**TASK DETAILS:** Locate the lines that hold the string "document". Copy every such line.

Data entries
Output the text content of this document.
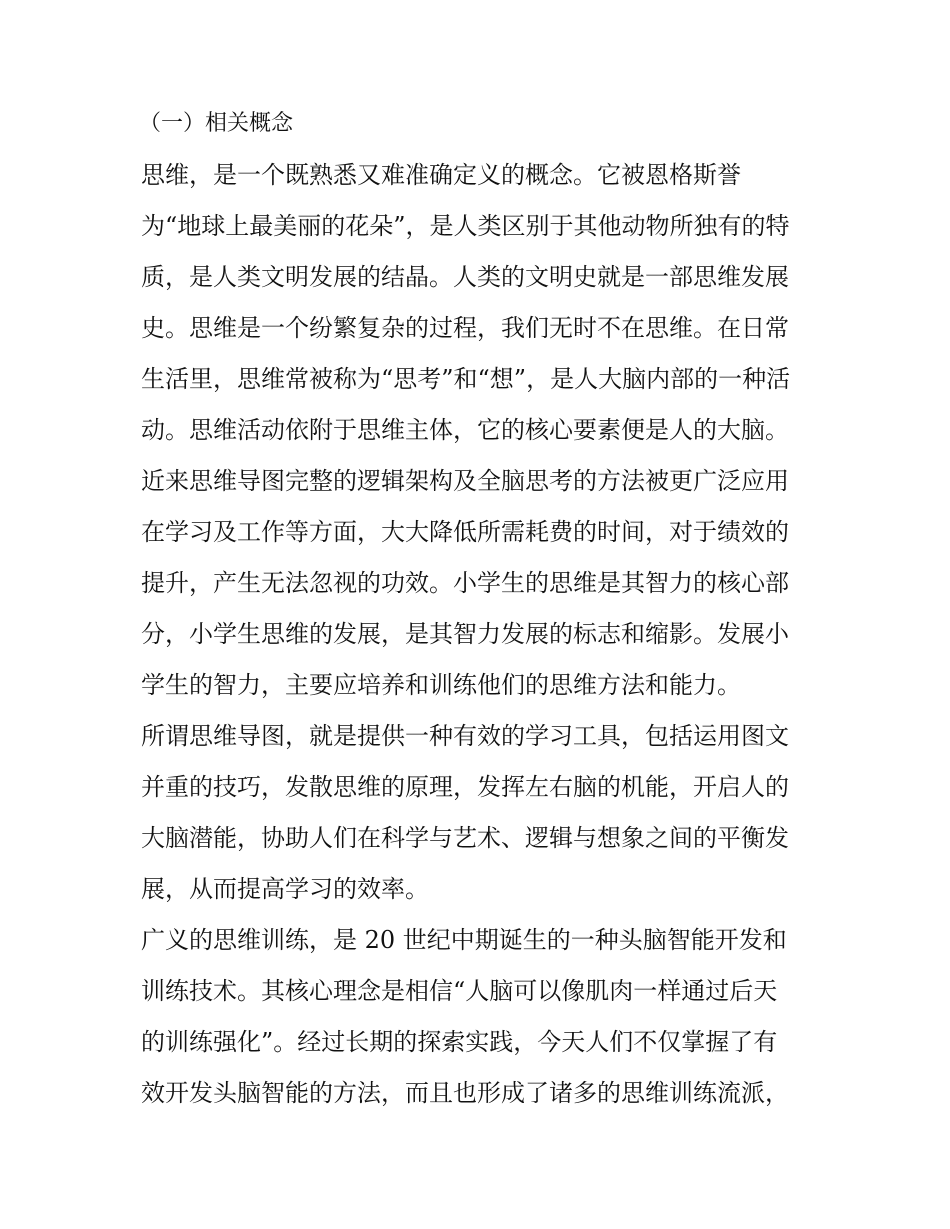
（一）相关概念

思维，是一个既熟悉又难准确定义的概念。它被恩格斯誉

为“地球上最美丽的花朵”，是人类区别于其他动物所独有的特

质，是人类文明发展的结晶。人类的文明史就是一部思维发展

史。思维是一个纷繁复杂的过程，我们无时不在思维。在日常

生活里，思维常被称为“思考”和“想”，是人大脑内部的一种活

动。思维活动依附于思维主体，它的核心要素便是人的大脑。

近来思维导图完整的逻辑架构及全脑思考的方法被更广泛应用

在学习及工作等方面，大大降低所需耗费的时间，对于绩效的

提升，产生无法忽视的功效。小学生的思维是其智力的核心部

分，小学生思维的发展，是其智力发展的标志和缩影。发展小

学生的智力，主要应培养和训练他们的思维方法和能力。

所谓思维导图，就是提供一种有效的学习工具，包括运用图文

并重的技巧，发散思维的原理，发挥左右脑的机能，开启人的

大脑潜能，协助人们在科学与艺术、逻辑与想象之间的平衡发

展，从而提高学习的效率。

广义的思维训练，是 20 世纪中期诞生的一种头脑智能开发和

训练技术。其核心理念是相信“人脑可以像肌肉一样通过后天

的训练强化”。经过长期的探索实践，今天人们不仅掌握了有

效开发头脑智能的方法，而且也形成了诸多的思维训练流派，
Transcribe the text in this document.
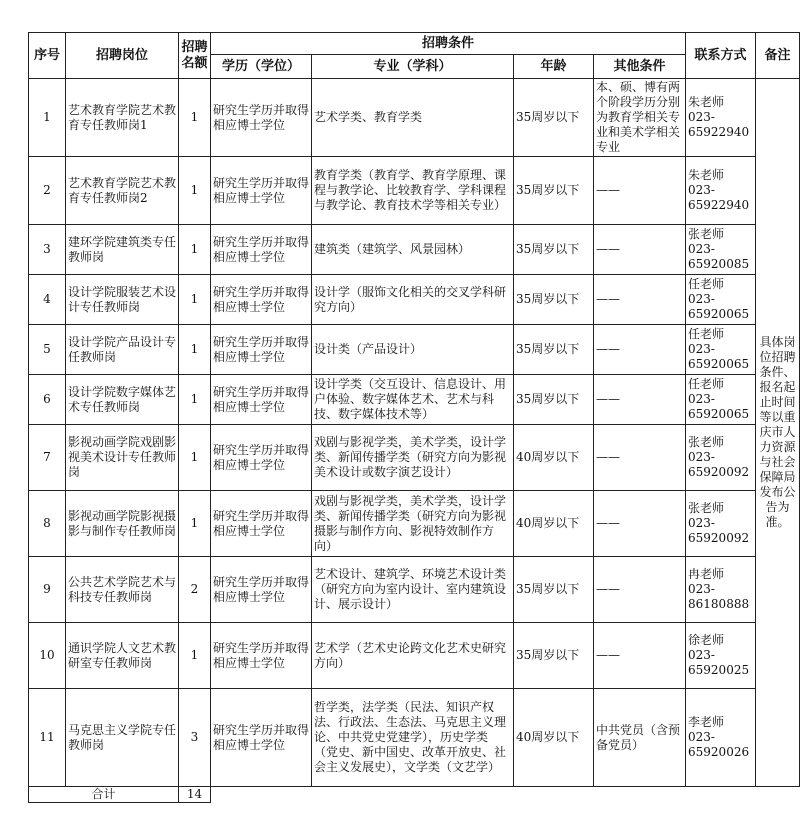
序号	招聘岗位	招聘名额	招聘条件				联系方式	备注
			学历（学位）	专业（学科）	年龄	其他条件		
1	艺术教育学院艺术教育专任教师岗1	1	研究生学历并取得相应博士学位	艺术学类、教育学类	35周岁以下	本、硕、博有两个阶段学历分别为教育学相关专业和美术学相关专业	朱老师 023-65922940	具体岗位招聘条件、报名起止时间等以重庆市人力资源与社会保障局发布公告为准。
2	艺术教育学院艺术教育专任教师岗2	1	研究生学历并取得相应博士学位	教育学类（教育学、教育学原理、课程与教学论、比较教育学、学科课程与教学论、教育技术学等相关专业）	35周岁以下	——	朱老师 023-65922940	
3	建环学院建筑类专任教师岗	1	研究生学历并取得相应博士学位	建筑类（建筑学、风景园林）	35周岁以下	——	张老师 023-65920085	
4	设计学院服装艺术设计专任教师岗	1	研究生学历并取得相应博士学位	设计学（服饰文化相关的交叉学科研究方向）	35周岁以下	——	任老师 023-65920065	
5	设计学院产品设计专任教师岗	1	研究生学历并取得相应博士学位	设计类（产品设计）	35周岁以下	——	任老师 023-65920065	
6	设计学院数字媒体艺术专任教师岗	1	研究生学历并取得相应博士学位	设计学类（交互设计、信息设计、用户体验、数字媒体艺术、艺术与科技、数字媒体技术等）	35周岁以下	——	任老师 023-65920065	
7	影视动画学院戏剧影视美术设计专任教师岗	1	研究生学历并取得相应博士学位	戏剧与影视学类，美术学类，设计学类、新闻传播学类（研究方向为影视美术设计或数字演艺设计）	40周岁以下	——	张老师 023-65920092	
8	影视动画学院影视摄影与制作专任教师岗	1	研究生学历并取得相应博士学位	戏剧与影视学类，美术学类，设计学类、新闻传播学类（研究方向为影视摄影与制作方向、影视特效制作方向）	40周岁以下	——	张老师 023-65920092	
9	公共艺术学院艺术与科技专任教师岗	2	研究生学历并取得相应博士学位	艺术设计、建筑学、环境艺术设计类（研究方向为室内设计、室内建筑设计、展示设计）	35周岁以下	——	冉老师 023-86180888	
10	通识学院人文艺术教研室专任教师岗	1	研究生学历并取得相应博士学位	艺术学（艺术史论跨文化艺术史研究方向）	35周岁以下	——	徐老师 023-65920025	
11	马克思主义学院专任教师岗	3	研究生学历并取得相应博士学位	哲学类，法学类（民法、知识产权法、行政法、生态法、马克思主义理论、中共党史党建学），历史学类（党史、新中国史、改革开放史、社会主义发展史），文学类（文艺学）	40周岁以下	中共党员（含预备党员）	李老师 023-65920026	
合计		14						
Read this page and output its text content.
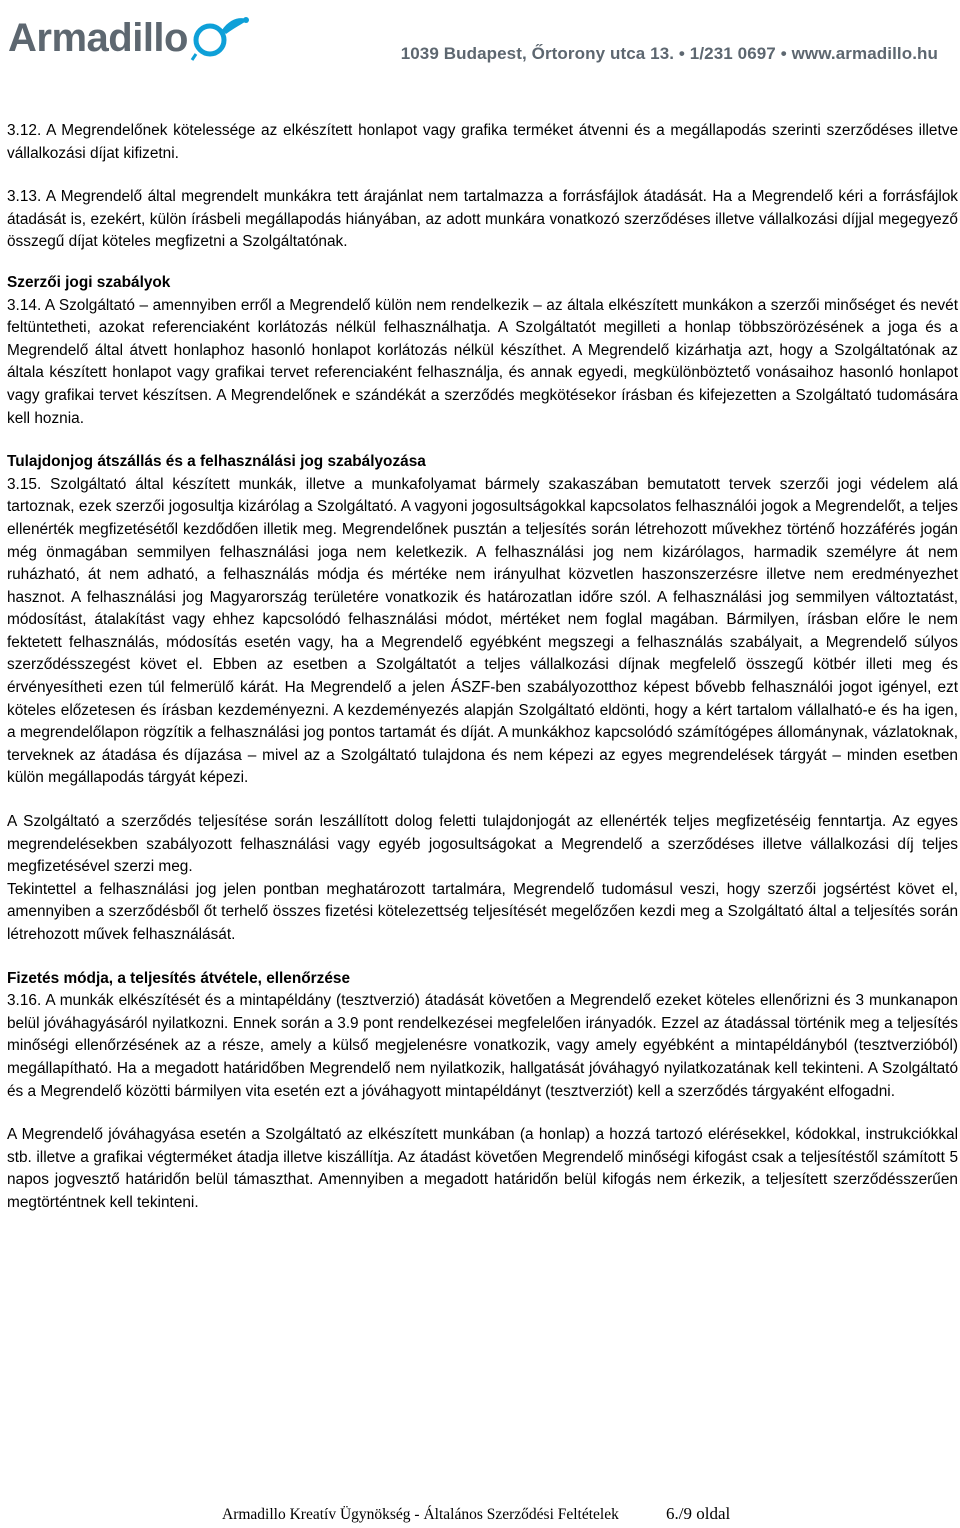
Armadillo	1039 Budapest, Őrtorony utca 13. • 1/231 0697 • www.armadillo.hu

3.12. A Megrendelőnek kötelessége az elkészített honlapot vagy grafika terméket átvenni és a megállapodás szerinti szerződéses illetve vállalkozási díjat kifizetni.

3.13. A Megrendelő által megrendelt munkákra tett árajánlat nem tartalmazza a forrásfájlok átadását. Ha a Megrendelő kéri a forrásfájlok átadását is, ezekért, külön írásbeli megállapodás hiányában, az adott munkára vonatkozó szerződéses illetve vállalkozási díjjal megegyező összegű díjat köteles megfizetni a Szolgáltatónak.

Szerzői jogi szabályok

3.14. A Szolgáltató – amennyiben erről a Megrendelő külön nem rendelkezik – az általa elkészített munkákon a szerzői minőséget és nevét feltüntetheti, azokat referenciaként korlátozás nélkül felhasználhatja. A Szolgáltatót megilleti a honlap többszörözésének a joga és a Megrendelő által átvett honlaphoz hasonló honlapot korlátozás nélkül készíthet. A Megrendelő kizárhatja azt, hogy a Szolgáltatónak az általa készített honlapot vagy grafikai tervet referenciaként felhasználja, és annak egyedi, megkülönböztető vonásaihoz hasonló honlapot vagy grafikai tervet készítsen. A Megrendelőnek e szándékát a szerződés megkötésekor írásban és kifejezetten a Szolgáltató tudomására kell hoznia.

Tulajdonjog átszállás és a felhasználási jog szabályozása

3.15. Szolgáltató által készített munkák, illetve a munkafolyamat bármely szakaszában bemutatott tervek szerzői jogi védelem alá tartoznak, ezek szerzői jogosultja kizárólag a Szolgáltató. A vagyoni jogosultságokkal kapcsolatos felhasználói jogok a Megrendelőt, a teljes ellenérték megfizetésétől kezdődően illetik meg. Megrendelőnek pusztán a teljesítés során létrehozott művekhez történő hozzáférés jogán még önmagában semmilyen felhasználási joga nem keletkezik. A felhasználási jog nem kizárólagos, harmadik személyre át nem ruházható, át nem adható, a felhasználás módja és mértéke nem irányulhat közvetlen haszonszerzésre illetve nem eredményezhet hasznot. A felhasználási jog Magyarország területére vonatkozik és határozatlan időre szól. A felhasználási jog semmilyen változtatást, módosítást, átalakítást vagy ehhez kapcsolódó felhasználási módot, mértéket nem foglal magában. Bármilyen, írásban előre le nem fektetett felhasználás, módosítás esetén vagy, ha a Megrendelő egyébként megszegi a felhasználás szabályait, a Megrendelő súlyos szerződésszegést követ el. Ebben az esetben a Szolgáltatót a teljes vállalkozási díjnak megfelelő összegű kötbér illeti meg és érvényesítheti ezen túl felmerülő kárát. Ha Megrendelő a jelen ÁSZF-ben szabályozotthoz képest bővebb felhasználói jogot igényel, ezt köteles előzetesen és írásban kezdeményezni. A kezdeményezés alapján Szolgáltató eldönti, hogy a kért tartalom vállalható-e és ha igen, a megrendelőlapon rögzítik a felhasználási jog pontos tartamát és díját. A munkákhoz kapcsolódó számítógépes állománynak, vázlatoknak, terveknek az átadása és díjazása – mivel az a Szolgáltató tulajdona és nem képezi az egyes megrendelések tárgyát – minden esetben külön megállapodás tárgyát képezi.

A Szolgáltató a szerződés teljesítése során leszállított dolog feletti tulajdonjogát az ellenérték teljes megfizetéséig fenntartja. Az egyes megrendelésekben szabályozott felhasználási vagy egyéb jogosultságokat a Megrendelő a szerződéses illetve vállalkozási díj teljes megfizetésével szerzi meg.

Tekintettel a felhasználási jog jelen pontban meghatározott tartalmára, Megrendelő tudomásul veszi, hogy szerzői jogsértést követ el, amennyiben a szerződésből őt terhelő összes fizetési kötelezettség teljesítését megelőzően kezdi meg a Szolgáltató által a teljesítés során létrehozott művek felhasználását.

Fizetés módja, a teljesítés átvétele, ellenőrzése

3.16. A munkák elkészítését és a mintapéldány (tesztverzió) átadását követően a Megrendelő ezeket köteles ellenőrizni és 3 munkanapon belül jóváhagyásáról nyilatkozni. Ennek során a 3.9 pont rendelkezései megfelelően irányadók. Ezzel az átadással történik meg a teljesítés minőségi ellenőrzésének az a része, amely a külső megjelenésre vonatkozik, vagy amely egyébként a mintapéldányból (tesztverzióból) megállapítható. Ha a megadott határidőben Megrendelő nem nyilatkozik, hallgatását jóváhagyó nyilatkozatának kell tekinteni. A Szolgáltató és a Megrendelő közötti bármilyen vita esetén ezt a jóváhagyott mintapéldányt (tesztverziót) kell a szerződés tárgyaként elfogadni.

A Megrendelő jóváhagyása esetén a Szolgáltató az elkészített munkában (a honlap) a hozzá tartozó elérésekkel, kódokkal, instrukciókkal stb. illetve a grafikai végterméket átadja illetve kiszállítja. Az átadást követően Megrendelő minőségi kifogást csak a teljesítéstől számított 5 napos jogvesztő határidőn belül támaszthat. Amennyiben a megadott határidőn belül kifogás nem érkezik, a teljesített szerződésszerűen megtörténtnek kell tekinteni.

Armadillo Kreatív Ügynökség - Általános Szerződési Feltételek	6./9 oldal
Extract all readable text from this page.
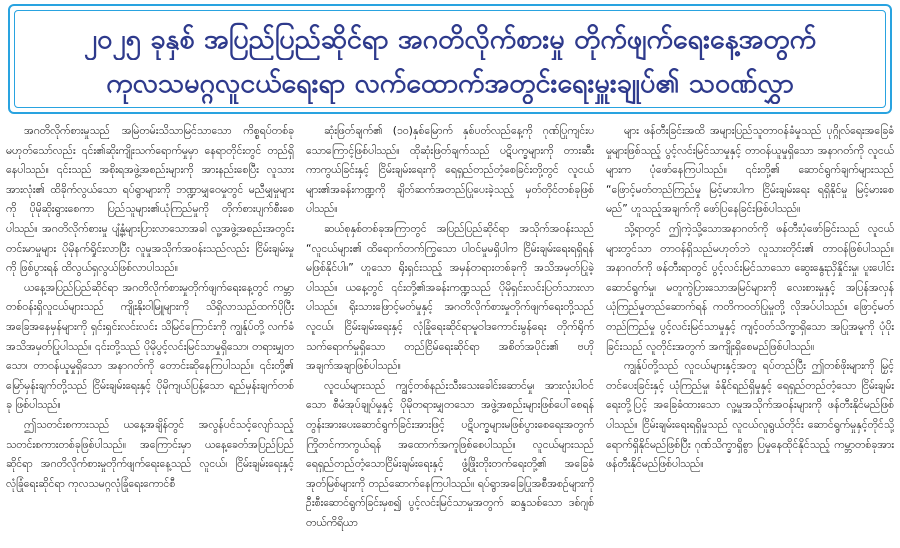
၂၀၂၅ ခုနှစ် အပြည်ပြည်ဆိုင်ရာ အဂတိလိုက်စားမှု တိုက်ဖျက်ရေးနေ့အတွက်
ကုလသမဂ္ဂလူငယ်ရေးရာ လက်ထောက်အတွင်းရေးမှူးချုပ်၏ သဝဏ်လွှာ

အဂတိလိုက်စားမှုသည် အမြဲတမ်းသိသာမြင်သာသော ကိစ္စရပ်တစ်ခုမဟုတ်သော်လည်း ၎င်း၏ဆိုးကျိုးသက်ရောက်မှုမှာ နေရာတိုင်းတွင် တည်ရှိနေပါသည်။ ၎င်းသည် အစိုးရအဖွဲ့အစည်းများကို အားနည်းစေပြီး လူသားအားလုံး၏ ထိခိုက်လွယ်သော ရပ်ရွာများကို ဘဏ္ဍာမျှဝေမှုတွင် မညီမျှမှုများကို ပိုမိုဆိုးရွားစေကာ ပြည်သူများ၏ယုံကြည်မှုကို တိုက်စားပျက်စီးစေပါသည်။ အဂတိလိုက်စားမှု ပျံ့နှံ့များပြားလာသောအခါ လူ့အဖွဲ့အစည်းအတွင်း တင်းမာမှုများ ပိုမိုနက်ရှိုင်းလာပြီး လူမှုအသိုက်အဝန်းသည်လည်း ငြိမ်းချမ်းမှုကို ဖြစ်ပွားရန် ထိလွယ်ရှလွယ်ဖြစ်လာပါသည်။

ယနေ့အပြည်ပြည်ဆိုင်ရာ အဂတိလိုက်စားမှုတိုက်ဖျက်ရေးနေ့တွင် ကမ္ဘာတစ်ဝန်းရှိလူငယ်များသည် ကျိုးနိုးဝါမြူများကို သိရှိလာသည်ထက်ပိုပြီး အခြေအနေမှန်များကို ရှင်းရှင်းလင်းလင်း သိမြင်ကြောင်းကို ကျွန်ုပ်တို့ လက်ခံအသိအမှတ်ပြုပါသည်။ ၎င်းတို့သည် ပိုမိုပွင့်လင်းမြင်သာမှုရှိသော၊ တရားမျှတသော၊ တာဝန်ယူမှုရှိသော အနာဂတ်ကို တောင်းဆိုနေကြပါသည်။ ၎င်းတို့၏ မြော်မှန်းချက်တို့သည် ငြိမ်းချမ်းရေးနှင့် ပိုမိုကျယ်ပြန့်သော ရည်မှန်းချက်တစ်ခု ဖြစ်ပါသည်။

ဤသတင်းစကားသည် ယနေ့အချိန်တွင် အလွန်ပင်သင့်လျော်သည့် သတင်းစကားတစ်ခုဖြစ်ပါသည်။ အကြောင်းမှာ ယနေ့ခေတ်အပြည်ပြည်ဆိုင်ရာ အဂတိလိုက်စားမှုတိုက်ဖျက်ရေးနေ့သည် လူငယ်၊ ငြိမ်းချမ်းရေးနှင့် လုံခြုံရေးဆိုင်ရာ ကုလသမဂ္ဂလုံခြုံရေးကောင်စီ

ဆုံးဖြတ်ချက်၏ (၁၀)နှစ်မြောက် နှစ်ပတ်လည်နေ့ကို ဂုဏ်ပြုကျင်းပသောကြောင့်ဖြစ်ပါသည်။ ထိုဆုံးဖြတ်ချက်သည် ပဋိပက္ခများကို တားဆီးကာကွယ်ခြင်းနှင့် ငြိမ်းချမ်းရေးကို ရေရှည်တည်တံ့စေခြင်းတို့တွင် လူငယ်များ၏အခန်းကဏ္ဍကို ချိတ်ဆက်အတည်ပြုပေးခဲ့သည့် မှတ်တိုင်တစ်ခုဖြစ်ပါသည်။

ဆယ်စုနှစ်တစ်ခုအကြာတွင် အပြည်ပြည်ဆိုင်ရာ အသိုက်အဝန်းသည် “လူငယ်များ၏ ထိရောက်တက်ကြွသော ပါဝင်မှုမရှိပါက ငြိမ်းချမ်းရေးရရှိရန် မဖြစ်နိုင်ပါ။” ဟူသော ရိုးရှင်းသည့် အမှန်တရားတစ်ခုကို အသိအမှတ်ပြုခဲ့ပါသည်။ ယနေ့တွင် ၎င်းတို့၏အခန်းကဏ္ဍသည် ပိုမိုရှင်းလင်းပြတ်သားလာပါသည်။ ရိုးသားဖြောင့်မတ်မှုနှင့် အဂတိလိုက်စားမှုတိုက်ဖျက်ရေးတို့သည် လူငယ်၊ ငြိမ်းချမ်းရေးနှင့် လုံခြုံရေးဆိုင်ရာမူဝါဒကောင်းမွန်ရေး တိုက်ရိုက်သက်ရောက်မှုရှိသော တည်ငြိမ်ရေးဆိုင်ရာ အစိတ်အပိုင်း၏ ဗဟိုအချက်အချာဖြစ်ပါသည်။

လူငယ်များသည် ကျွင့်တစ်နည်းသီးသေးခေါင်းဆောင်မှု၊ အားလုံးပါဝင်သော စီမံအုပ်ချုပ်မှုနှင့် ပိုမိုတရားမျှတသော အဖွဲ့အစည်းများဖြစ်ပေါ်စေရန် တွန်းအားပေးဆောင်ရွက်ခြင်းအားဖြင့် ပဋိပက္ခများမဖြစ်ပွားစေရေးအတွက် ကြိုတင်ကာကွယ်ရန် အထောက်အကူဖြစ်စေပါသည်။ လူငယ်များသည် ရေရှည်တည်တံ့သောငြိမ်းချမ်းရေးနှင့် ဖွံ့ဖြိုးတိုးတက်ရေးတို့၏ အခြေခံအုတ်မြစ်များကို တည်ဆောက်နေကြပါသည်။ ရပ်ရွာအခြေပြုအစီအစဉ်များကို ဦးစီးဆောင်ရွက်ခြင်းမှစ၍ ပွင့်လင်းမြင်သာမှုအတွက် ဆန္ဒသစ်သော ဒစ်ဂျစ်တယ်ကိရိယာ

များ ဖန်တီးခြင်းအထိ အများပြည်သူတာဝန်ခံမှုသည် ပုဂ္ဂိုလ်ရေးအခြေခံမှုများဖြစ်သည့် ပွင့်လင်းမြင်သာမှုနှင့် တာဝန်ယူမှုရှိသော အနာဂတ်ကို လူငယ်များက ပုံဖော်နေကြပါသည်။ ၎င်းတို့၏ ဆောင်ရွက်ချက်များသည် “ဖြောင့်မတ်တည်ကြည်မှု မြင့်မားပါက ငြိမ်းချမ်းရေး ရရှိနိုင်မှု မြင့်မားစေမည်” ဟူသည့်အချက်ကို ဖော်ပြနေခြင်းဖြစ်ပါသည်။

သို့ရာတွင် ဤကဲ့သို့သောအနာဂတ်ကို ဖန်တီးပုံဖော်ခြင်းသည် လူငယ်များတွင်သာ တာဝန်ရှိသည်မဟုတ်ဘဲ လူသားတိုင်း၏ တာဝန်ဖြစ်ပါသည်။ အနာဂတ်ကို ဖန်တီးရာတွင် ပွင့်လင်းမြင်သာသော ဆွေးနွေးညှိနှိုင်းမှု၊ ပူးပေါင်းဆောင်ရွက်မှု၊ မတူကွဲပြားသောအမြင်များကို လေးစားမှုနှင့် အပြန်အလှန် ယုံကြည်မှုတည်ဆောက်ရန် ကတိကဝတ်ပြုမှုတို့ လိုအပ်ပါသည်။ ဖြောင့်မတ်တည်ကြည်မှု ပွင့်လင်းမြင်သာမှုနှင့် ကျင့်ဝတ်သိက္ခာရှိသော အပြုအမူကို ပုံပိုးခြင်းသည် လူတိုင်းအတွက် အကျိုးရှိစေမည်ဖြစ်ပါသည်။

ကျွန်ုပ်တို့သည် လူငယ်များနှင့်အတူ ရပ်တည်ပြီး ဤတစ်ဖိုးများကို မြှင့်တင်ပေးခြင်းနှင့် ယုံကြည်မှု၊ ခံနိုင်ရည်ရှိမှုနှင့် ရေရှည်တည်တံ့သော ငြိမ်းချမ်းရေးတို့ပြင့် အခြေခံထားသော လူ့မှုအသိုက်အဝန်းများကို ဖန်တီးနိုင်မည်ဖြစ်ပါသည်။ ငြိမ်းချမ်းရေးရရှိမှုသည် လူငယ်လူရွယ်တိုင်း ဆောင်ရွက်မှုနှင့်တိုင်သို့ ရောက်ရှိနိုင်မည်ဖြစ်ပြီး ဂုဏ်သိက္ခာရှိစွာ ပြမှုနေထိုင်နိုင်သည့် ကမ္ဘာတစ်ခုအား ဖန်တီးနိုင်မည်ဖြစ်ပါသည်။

**RESULT:**
Output the text content of this document.
Transcribe the text in this document.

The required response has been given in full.